■ **SUPPLIED ENTRIES**:
··········

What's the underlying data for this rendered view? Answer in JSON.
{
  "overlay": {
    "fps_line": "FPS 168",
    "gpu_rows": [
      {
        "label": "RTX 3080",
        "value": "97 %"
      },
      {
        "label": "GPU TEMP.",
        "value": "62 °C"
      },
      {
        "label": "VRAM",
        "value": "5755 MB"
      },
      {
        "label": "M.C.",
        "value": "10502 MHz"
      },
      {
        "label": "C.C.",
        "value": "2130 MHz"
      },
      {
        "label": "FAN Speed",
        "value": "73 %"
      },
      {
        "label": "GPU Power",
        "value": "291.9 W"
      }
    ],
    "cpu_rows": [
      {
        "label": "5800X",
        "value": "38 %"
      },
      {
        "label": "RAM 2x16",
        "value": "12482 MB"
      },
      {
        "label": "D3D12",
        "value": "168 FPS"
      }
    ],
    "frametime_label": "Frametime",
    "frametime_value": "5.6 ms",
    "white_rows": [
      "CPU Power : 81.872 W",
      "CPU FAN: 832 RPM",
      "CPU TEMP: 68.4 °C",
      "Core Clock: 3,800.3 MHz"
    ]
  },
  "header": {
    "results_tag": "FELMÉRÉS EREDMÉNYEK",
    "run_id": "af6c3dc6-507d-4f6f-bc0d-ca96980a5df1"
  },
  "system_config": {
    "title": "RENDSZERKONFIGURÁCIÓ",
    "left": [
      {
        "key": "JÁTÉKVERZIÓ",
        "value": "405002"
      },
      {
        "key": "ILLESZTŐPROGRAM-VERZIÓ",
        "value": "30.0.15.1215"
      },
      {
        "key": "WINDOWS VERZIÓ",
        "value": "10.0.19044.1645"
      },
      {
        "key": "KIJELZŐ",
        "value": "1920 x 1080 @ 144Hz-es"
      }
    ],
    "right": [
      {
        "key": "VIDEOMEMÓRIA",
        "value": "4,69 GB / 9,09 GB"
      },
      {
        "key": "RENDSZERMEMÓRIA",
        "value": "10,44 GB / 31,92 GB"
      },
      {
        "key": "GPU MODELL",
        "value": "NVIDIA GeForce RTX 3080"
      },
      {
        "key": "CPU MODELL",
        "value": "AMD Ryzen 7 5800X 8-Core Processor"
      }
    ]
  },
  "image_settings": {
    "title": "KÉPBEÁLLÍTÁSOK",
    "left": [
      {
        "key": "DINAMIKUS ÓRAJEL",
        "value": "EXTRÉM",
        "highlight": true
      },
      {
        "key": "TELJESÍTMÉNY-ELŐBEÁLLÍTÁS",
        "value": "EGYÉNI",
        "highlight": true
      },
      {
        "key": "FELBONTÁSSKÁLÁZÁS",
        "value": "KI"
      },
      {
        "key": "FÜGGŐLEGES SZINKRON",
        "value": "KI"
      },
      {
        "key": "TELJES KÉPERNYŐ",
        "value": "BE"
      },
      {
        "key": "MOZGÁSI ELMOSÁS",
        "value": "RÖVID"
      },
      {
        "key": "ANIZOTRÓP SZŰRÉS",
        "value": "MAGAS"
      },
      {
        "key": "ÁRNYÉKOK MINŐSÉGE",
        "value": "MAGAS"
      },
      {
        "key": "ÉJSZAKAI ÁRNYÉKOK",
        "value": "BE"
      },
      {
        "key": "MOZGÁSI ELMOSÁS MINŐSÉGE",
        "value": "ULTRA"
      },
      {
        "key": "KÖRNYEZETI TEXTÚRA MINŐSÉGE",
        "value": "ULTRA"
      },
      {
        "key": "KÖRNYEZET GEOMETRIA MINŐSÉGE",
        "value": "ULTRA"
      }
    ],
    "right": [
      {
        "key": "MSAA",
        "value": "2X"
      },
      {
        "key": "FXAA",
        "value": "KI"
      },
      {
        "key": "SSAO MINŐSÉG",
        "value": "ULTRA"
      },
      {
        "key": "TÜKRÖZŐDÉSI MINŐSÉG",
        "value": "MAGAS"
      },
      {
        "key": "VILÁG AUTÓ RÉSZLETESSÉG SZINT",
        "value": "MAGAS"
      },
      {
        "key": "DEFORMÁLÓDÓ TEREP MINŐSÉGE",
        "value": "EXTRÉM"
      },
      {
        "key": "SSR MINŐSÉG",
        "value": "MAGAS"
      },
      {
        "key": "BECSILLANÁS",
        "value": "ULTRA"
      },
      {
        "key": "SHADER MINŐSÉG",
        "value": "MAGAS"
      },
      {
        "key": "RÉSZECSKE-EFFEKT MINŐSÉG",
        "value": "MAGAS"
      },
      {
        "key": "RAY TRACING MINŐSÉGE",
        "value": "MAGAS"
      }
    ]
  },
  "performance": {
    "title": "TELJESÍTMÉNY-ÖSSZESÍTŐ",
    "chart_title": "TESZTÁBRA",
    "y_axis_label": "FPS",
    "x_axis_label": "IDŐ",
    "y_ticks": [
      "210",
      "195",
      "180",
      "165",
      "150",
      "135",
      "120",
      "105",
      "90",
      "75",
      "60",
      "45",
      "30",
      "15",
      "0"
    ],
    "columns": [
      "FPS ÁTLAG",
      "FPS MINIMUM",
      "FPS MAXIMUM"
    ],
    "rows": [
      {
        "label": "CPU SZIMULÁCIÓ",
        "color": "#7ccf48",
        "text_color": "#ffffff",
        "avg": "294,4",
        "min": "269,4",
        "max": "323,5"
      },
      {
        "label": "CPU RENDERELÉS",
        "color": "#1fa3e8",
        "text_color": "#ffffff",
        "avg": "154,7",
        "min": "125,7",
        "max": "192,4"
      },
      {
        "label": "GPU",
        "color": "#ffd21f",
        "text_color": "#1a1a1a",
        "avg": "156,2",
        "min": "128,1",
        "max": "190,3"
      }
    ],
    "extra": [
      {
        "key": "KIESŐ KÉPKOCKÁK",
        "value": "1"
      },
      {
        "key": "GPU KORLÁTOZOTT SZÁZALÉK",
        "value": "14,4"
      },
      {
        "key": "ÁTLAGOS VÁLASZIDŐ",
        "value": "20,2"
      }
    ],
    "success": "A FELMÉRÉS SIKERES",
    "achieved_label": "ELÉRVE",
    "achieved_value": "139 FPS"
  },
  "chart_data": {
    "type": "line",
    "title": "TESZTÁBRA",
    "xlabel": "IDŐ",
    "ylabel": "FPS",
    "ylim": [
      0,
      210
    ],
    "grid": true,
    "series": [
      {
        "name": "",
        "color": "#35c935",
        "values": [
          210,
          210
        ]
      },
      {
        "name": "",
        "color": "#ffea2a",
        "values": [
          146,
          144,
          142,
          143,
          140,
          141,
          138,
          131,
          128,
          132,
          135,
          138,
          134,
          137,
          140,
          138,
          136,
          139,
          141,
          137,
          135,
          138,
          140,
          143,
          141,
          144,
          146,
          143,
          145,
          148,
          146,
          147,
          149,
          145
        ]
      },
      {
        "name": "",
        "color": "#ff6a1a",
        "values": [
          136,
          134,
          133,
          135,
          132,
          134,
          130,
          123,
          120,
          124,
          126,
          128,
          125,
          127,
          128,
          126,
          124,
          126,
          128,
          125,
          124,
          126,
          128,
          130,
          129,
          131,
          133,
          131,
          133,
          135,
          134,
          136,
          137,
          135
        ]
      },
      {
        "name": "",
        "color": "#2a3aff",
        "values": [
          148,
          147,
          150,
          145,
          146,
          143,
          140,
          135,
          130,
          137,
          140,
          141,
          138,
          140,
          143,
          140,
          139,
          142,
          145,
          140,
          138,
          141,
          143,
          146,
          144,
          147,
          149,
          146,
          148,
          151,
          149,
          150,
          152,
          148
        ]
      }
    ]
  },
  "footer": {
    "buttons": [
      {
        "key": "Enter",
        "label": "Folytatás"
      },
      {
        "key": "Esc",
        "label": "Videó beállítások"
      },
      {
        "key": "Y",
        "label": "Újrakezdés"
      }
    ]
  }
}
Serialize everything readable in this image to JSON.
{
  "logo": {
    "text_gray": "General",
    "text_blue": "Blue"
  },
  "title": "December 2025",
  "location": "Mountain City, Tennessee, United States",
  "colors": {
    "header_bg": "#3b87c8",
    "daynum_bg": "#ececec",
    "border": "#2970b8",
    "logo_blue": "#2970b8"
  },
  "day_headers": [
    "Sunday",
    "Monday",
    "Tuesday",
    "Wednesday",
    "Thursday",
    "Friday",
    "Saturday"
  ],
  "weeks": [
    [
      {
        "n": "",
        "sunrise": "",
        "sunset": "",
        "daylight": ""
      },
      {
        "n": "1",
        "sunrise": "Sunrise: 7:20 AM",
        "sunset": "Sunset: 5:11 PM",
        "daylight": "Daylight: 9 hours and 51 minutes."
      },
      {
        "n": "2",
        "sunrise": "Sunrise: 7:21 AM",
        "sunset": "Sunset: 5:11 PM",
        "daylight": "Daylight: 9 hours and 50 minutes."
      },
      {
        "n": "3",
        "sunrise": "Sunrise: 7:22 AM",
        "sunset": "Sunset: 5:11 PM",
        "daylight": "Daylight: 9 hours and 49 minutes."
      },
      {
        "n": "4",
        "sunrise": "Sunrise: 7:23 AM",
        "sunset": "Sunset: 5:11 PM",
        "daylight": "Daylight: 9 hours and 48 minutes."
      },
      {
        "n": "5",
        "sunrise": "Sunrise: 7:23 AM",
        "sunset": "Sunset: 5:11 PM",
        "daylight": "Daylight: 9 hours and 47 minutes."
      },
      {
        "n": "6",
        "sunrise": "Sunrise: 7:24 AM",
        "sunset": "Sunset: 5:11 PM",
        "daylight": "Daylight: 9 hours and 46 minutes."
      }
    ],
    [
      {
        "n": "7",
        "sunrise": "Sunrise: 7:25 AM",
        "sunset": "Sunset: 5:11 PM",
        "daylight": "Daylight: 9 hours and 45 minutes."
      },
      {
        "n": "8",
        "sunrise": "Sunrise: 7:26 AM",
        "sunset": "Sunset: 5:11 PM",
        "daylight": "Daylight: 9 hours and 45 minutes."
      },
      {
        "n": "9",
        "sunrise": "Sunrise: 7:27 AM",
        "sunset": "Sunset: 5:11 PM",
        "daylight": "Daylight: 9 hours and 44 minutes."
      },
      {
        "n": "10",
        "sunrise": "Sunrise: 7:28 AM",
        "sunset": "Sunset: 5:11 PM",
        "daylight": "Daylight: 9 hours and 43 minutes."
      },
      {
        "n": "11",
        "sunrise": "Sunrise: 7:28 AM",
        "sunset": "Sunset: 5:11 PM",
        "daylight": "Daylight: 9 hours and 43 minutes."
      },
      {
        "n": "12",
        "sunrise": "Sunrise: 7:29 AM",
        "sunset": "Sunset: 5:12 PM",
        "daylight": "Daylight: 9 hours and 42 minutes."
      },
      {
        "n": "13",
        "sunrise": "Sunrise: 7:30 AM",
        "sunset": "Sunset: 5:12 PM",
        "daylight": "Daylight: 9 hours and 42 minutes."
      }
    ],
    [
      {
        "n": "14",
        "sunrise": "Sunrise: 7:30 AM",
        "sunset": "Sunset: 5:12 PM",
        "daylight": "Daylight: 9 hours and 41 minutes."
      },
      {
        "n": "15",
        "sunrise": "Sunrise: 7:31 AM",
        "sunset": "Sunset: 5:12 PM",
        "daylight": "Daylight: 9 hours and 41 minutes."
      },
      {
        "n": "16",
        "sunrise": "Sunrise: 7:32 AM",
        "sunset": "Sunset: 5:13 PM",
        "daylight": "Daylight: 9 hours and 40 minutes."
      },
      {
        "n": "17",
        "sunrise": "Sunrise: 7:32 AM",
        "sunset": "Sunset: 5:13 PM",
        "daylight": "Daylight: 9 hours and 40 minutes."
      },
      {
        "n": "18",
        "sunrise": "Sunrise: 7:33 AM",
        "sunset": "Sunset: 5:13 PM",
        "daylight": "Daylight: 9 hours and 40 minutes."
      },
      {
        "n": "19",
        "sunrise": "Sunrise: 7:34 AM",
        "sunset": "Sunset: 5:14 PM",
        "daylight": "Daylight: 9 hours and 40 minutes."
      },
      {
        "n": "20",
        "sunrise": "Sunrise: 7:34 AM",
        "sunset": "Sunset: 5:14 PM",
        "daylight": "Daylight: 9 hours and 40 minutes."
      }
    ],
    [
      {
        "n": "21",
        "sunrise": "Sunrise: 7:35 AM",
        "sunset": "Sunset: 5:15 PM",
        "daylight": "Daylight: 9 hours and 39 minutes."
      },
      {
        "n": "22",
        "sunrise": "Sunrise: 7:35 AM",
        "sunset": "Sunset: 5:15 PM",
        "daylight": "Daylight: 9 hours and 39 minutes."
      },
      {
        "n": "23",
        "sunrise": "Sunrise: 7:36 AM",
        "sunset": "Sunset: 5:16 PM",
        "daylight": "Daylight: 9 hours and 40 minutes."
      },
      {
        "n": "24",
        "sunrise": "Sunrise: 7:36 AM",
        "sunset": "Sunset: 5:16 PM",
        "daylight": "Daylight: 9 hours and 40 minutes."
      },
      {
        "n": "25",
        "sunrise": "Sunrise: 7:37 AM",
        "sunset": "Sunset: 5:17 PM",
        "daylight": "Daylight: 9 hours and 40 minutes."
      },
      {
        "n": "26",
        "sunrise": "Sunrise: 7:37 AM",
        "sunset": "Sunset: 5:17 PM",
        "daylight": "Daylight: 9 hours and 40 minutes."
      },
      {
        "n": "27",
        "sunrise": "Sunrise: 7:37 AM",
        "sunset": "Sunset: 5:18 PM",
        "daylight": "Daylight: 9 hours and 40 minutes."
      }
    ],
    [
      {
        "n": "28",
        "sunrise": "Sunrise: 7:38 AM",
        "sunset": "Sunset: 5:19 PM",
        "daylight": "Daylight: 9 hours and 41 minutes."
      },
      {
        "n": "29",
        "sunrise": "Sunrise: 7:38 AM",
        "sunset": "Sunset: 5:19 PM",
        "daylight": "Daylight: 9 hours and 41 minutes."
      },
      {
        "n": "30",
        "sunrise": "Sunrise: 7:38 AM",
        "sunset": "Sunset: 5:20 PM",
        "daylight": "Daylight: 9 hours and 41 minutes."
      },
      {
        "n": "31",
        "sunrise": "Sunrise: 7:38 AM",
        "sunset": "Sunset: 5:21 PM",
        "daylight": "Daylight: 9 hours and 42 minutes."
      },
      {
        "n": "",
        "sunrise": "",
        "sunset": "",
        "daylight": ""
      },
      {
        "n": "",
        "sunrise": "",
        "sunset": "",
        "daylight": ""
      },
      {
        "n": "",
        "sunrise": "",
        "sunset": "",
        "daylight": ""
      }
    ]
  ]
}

··········

From the entries, report each line that includes the word "this".

What's the underlying data for this rendered view? Answer in JSON.
Serialize everything readable in this image to JSON.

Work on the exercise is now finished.